* GIVEN EXERCISE:
Within the data below, state how many lines contain the string "USDJPY". Provide the number only.

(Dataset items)
>> start
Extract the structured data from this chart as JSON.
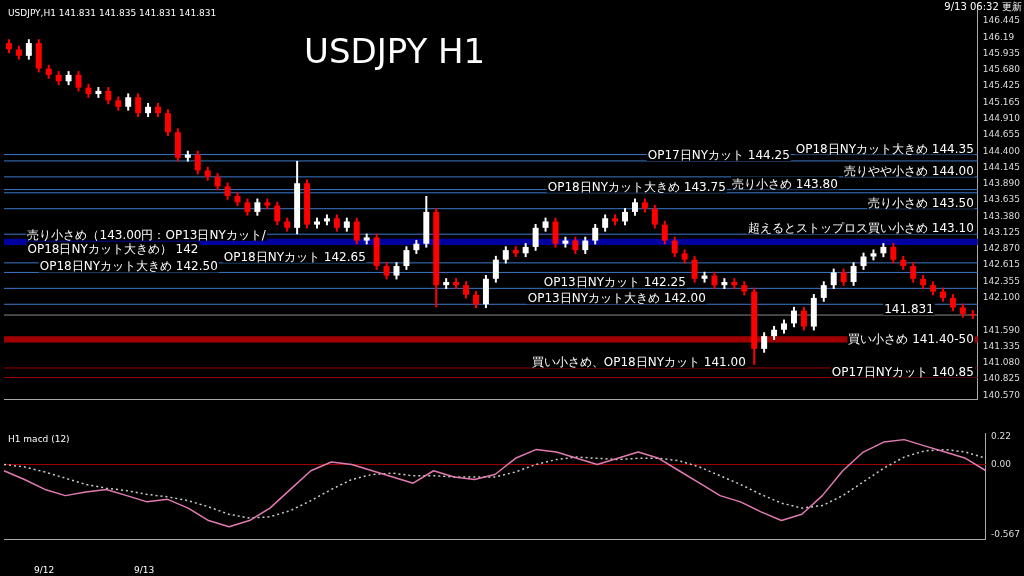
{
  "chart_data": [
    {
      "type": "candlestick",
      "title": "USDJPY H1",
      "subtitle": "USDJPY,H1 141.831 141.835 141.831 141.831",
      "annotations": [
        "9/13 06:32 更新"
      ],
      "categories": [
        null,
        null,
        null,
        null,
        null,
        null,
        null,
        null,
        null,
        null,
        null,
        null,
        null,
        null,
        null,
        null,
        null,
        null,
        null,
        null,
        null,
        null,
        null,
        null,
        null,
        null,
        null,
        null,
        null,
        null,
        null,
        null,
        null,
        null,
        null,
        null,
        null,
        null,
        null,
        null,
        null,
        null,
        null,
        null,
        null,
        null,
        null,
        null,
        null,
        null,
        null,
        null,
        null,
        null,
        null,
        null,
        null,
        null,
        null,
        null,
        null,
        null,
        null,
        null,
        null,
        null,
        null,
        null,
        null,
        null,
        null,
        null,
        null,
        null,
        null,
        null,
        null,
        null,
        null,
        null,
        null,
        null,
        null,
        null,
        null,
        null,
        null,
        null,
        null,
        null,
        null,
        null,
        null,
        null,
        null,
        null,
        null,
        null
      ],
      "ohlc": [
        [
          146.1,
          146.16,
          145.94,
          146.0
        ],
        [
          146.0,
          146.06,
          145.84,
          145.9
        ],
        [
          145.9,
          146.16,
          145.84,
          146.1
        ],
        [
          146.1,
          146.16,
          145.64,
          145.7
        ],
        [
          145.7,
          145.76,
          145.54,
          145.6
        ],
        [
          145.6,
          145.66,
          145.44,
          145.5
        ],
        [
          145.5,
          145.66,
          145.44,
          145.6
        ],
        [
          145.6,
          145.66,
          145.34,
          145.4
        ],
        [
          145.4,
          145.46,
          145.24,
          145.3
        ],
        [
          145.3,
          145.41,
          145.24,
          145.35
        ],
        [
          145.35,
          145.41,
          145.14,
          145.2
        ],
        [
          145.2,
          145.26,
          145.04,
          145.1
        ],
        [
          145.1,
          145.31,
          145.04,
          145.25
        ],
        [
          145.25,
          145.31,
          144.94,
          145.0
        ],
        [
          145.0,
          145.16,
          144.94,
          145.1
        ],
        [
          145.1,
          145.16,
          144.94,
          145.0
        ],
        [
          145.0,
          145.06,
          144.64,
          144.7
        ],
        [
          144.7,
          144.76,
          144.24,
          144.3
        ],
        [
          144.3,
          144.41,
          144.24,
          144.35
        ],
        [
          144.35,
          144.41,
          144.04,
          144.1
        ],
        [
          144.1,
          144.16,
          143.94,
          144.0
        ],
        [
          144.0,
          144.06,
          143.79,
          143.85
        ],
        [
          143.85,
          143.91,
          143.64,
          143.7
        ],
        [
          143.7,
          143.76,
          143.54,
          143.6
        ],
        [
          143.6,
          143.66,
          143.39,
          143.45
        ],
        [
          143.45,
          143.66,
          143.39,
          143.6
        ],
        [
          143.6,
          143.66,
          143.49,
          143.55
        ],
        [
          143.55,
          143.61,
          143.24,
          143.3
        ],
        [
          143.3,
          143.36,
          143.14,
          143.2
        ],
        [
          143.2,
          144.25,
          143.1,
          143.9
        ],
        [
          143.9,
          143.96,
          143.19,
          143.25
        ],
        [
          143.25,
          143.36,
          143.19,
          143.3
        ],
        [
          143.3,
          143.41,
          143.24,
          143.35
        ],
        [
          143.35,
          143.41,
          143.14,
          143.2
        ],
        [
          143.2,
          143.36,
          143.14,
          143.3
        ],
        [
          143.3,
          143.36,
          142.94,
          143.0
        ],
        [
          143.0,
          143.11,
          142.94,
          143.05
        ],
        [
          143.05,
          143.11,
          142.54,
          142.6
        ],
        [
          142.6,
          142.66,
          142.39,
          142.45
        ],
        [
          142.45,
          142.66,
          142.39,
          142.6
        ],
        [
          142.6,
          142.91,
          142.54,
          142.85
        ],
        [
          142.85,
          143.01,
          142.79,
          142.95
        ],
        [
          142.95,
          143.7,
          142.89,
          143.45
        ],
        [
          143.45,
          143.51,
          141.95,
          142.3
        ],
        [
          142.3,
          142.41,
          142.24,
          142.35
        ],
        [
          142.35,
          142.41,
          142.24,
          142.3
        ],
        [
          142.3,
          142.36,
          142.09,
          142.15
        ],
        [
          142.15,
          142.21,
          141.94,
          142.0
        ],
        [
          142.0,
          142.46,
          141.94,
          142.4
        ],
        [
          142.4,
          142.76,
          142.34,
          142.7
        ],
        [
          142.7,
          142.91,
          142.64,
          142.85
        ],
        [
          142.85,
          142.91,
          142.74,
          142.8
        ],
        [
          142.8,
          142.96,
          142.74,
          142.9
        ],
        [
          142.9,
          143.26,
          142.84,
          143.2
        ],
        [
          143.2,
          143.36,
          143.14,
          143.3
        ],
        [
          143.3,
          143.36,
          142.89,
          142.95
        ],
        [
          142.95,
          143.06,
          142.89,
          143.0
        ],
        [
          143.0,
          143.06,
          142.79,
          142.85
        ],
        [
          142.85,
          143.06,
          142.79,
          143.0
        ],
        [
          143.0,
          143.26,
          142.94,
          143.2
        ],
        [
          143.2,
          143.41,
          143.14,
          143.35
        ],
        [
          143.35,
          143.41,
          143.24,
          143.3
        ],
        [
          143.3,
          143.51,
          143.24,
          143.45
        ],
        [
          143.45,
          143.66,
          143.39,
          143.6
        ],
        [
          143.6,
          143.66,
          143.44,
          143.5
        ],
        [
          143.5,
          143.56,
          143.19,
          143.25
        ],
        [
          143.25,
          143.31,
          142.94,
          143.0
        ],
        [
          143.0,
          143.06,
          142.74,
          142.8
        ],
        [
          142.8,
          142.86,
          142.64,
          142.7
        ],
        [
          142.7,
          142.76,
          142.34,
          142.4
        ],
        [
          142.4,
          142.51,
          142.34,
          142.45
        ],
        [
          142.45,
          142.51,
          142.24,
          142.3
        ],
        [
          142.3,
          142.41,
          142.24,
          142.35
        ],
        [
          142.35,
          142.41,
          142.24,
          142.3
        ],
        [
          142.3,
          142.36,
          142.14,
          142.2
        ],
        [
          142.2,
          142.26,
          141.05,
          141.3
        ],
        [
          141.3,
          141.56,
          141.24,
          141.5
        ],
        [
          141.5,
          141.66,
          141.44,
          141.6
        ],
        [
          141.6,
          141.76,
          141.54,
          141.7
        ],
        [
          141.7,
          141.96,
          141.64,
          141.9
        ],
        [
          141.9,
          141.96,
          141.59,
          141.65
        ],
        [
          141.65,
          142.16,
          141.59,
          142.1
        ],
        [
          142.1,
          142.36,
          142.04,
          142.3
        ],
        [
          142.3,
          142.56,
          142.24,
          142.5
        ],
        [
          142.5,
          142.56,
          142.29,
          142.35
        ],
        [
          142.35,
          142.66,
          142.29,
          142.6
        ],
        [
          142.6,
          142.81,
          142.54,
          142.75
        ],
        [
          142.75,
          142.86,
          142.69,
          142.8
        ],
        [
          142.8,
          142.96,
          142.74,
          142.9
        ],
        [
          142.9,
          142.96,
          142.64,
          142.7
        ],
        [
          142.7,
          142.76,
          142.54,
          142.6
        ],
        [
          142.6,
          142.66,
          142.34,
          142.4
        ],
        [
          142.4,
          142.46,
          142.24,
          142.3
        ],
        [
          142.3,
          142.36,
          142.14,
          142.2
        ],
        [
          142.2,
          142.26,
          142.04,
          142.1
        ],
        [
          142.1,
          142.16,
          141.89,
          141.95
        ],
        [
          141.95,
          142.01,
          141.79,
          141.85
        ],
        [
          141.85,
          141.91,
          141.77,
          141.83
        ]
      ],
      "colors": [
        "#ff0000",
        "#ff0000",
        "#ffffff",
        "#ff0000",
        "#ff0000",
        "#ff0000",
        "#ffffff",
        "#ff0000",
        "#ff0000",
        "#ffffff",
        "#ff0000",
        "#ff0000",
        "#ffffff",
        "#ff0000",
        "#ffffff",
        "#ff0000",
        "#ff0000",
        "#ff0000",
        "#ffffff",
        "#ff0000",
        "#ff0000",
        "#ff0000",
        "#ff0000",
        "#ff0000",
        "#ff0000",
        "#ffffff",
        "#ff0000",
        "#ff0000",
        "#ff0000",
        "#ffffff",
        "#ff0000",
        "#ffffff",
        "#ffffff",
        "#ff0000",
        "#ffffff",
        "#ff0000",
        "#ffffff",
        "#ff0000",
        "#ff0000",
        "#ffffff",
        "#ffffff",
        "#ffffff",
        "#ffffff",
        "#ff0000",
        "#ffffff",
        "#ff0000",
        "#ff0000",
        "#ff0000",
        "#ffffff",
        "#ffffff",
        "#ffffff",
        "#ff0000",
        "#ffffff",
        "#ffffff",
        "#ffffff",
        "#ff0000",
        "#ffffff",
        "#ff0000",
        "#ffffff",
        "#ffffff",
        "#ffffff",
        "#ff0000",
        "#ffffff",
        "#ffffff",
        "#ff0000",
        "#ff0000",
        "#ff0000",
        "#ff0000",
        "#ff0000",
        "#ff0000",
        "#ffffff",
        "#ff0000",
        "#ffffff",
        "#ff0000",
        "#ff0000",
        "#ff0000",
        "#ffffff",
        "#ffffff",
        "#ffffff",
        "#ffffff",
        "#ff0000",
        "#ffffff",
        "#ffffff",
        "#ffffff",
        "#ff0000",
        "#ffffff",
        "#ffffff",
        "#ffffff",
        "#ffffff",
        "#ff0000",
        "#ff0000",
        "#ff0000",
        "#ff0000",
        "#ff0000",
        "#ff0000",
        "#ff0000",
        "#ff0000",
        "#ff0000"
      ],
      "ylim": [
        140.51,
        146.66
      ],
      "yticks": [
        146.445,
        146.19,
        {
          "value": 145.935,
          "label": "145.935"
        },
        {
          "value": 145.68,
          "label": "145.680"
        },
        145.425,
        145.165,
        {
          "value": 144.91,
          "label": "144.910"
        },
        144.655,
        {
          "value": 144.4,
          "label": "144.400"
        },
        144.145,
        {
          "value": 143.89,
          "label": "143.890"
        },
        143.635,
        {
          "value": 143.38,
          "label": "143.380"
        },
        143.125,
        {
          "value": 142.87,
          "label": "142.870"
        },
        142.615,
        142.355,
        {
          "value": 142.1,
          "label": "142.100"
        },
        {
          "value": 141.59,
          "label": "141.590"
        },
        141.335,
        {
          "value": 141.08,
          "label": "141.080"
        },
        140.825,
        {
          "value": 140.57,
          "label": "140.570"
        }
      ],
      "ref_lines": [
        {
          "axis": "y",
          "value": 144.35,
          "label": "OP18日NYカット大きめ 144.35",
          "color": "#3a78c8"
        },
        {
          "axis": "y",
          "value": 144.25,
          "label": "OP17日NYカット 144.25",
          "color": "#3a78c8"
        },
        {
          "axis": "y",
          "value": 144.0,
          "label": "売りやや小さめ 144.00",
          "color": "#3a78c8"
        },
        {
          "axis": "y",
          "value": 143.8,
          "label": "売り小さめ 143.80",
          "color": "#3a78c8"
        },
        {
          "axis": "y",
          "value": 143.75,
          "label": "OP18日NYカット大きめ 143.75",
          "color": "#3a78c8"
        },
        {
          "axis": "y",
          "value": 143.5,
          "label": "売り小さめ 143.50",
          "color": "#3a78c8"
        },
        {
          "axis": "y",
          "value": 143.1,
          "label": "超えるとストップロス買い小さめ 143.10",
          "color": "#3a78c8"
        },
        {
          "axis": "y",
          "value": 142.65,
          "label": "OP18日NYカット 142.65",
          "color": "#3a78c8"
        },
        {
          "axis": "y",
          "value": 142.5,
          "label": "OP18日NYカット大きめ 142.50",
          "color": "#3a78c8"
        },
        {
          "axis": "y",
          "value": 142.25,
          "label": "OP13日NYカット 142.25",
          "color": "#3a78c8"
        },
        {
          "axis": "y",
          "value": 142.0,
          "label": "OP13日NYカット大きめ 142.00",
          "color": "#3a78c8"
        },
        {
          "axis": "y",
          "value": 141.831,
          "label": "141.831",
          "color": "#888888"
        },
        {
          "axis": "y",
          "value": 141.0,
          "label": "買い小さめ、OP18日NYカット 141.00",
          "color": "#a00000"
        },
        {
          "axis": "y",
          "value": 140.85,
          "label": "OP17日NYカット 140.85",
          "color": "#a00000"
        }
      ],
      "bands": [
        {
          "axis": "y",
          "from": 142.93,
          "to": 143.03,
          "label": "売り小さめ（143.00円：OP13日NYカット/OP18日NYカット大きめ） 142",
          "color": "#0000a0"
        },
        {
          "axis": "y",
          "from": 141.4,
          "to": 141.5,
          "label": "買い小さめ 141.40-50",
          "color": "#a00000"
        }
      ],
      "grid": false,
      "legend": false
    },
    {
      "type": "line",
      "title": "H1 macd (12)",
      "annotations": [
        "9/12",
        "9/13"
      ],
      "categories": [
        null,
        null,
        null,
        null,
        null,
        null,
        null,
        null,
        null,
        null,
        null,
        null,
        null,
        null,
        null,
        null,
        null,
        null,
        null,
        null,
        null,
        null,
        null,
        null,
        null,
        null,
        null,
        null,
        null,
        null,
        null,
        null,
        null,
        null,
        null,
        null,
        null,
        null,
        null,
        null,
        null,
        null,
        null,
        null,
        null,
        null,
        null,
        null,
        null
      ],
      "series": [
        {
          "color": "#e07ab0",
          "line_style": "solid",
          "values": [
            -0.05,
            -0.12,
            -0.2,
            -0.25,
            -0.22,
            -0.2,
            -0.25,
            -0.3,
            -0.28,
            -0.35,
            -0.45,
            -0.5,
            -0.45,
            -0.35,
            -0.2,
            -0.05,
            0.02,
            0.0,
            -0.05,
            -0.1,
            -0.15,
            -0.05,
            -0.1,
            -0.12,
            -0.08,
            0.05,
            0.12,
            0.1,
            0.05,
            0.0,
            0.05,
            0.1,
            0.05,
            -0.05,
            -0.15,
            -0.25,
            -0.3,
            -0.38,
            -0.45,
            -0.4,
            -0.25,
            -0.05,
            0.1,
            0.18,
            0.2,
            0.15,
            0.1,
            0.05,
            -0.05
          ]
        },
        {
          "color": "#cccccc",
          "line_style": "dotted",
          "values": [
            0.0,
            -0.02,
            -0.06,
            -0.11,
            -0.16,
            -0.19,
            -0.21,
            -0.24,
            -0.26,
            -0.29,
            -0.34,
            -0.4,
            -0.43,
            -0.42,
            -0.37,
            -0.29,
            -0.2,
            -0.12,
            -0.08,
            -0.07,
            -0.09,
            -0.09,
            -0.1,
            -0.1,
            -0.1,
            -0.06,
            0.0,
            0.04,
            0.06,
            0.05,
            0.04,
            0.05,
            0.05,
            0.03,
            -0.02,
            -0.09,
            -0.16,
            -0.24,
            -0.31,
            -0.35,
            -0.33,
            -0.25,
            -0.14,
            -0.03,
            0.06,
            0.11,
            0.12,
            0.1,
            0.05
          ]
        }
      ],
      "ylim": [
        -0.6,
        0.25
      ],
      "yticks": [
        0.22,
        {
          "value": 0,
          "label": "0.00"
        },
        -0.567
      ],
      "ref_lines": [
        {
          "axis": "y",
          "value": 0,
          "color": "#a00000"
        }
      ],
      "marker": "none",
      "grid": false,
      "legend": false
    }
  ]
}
>> end
>> start
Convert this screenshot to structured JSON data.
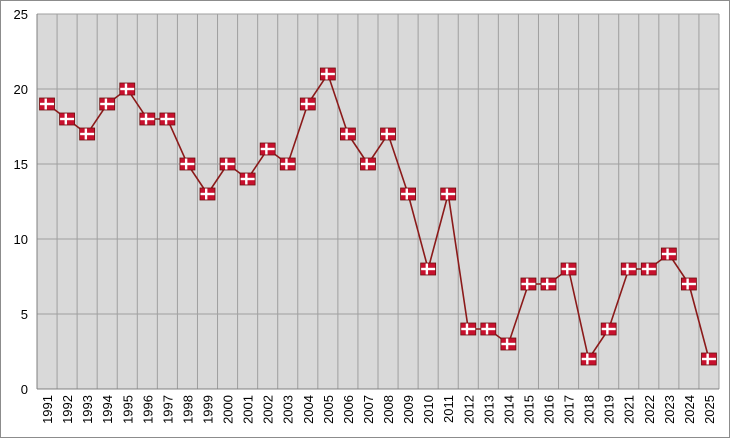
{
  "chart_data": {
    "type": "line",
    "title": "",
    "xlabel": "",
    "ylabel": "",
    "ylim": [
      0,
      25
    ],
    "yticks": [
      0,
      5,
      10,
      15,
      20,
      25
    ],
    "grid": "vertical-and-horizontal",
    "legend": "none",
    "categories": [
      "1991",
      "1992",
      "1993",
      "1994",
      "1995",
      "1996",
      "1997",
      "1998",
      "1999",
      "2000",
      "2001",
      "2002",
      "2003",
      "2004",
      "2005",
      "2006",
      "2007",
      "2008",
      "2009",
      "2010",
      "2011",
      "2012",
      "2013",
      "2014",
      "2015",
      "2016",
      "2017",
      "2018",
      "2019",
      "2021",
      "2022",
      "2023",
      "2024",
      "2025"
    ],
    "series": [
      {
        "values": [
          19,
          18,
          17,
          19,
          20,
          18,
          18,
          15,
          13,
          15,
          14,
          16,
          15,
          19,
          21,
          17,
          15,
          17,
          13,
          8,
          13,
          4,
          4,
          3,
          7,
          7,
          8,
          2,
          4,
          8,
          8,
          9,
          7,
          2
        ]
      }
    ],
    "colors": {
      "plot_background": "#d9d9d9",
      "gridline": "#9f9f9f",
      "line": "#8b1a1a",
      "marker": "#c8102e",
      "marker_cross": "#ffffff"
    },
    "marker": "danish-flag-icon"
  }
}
>> end
* TASK RESULT:
2